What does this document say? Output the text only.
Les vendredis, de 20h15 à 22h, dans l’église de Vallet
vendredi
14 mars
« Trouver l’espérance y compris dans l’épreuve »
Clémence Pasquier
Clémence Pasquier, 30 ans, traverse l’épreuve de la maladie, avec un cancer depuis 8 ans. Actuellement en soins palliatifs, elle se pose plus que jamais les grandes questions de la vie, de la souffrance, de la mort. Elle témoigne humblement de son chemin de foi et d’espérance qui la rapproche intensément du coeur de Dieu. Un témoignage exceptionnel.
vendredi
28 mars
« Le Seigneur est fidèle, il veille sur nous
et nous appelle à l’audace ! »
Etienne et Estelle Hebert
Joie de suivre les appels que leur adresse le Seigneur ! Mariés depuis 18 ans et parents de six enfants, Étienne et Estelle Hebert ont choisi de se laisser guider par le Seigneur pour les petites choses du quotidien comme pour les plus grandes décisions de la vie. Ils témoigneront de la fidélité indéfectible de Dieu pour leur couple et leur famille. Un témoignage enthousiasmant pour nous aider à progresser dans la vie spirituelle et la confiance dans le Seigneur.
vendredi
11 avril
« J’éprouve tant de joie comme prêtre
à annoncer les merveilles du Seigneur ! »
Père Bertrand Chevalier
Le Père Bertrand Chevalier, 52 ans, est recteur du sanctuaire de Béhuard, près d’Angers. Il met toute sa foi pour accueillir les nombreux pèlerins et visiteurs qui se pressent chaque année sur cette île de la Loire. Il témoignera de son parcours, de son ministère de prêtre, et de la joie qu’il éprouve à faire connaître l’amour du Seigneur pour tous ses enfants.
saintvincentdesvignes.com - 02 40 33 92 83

════════════════

* TASK TO CARRY OUT *
Repeat every record, keeping each word and mark exactly as it is.

* RESULT *
What does this document say? Output the text only.
Les vendredis, de 20h15 à 22h, dans l’église de Vallet
vendredi
14 mars
« Trouver l’espérance y compris dans l’épreuve »
Clémence Pasquier
Clémence Pasquier, 30 ans, traverse l’épreuve de la maladie, avec un cancer depuis 8 ans. Actuellement en soins palliatifs, elle se pose plus que jamais les grandes questions de la vie, de la souffrance, de la mort. Elle témoigne humblement de son chemin de foi et d’espérance qui la rapproche intensément du coeur de Dieu. Un témoignage exceptionnel.
vendredi
28 mars
« Le Seigneur est fidèle, il veille sur nous
et nous appelle à l’audace ! »
Etienne et Estelle Hebert
Joie de suivre les appels que leur adresse le Seigneur ! Mariés depuis 18 ans et parents de six enfants, Étienne et Estelle Hebert ont choisi de se laisser guider par le Seigneur pour les petites choses du quotidien comme pour les plus grandes décisions de la vie. Ils témoigneront de la fidélité indéfectible de Dieu pour leur couple et leur famille. Un témoignage enthousiasmant pour nous aider à progresser dans la vie spirituelle et la confiance dans le Seigneur.
vendredi
11 avril
« J’éprouve tant de joie comme prêtre
à annoncer les merveilles du Seigneur ! »
Père Bertrand Chevalier
Le Père Bertrand Chevalier, 52 ans, est recteur du sanctuaire de Béhuard, près d’Angers. Il met toute sa foi pour accueillir les nombreux pèlerins et visiteurs qui se pressent chaque année sur cette île de la Loire. Il témoignera de son parcours, de son ministère de prêtre, et de la joie qu’il éprouve à faire connaître l’amour du Seigneur pour tous ses enfants.
saintvincentdesvignes.com - 02 40 33 92 83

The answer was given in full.